● Selection:

▶

Home and Project directories

We are running rsync with these filtering rules:

# System generated directories which we don't want to copy
- /.snapshots
- /.policy
# Caches and corefiles don't need to be preserved
- /.cache
- /*/.lmod.d
- core.[0-9]*
# Your additional rules from any .RSYNC_FILTER file are inserted here
: .RSYNC_FILTER

It is unlikely that you will want to add additional rules via an .RSYNC_FILTER file in these directories, but if you do then it is most likely to be a fairly simple exclusion such as

# Leave behind this nearly obsolete directory
- /NotNeededAfter2024`.

Nobackup directories

For nobackup directories we use the same filter rules as above with one additional rule at the end which excludes everything:

# Default to excluding everything
- *

so you will have to override that if you want anything from your nobackup directory migrated into WEKA. e.g:

echo '+ *' > /nesi/nobackup/nesi99999/.RSYNC_FILTER

However unless you have a small amount of nobackup data, please give it more thought that that! There is no point in copying across data which will be obsolete by the time you get login access to the new system, and the smaller the amount of data that is copied the more frequently it will be updated in the new WEKA filesystems, and so the more flexibility you will have about when you start working on the new system.

A more selective example of a simple .RSYNC_FILTER file would be:

# Keep everything other than the "JobTmpDir" directory
+! /JobTmpDir

or

# Keep only the "Important" directory and its contents
+ /Important/***

or equivalently:

# Keep only the "Important" directory and its contents
+ /Important
+ /Important/**

Note that + /Important by itself would only keep the (now empty) directory, and + /Important/** by itself would never be tested against the important file names because the directory would be excluded and so never looked at by rsync. + /Important** would work but would also match a filename like, for example, ImportantButNotReally.2023.tgz.

If combining exclusions and inclusions, remember that the order matters, as the first rule to match each file path is the effective one:

# Specific match appears before the generic wildcard, since "Temporary" would also match "***"
- /MyData/Temporary
+ /MyData/***

Large multi-user projects

.RSYNC_FILTER files can be put in any directory, not just the top one, so responsibility for sub directories can be delegated, which may be useful if you have a project or nobackup directory containing several per-user sub directories. Users can then manage their own .RSYNC_FILTER files, just so long as the project's top level rules don’t completely exclude their directory in advance. In such cases the .RSYNC_FILTER in the nobackup directory might look like:

# Include all top-level directories (but not their contents), sub directories can specify their own inclusions. 
+ /*/

or

# Keep everything except any stray non-directory top level content, sub directories can specify their own exclusions.

◀

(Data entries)
▶

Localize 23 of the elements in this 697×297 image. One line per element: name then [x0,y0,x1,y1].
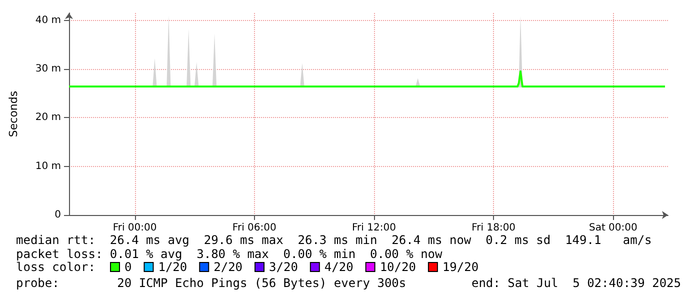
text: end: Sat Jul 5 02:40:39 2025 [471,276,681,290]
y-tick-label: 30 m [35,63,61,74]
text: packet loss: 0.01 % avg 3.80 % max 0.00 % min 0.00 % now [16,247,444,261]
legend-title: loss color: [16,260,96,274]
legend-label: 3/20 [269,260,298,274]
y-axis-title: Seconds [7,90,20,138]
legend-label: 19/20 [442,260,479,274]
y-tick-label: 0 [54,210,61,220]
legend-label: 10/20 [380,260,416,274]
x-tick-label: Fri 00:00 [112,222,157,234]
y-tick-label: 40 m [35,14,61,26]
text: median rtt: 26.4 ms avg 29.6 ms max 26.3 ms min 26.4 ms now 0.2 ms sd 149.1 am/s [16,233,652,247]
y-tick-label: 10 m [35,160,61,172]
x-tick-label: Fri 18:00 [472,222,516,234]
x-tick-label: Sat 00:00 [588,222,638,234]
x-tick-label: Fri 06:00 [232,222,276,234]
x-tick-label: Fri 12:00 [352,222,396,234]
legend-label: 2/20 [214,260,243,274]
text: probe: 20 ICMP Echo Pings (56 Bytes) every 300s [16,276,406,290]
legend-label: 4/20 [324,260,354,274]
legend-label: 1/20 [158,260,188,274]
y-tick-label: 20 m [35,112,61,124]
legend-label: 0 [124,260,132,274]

◀

● What you will do:
[A] Write out the rsync filter text from "If combining exclusions" up to and including "their own inclusions.", substituting "Scratch" for "Temporary".
[B] Continue the text on rsync filter rules from its last line.

● Response list:
[A]
If combining exclusions and inclusions, remember that the order matters, as the first rule to match each file path is the effective one:

# Specific match appears before the generic wildcard, since "Scratch" would also match "***"
- /MyData/Scratch
+ /MyData/***

Large multi-user projects

.RSYNC_FILTER files can be put in any directory, not just the top one, so responsibility for sub directories can be delegated, which may be useful if you have a project or nobackup directory containing several per-user sub directories. Users can then manage their own .RSYNC_FILTER files, just so long as the project's top level rules don’t completely exclude their directory in advance. In such cases the .RSYNC_FILTER in the nobackup directory might look like:

# Include all top-level directories (but not their contents), sub directories can specify their own inclusions.

[B]
+ /*/***

Checking on progress

To check on how often or how recently your data was synced, the command nn_data_migration_rsyncs displays the five most recent rsync runs. You can give a project code to it as a command line argument, or else it will default to showing records for your home directory and the project and nobackup directories for each of your projects.

Using the new WEKA copy of your data

Once you can log in to the new cluster and so see the WEKA filsystems for yourself, please check that your important files have arrived there, particularly if you used a complex .RSYNC_FILTER file. You can use the command df -h /nesi/project/<code>/ to compare the total amount of data at each end. There could be small differences in size due to differences between the ways GPFS and WEKA work, but they should be approximately the same.

All home, project, and nobackup directories are still being rsynced from GPFS every couple of days, and that rsync is configured to mirror rather than just update, because that makes sense before you start using the WEKA copy. So any changes you make on WEKA will get obliterated at random times. There are two ways to avoid that though:

Protecting individual file paths

An .RSYNC_FILTER file in the WEKA copy can protect new files there from deletion. For example, an .RSYNC_FILTER file containing the line P /example will protect the (sibling) directory named "example", so preventing rsync from modifying its contents. This is a distinct file from the one of the same name at the GPFS end, which will not be copied across to WEKA.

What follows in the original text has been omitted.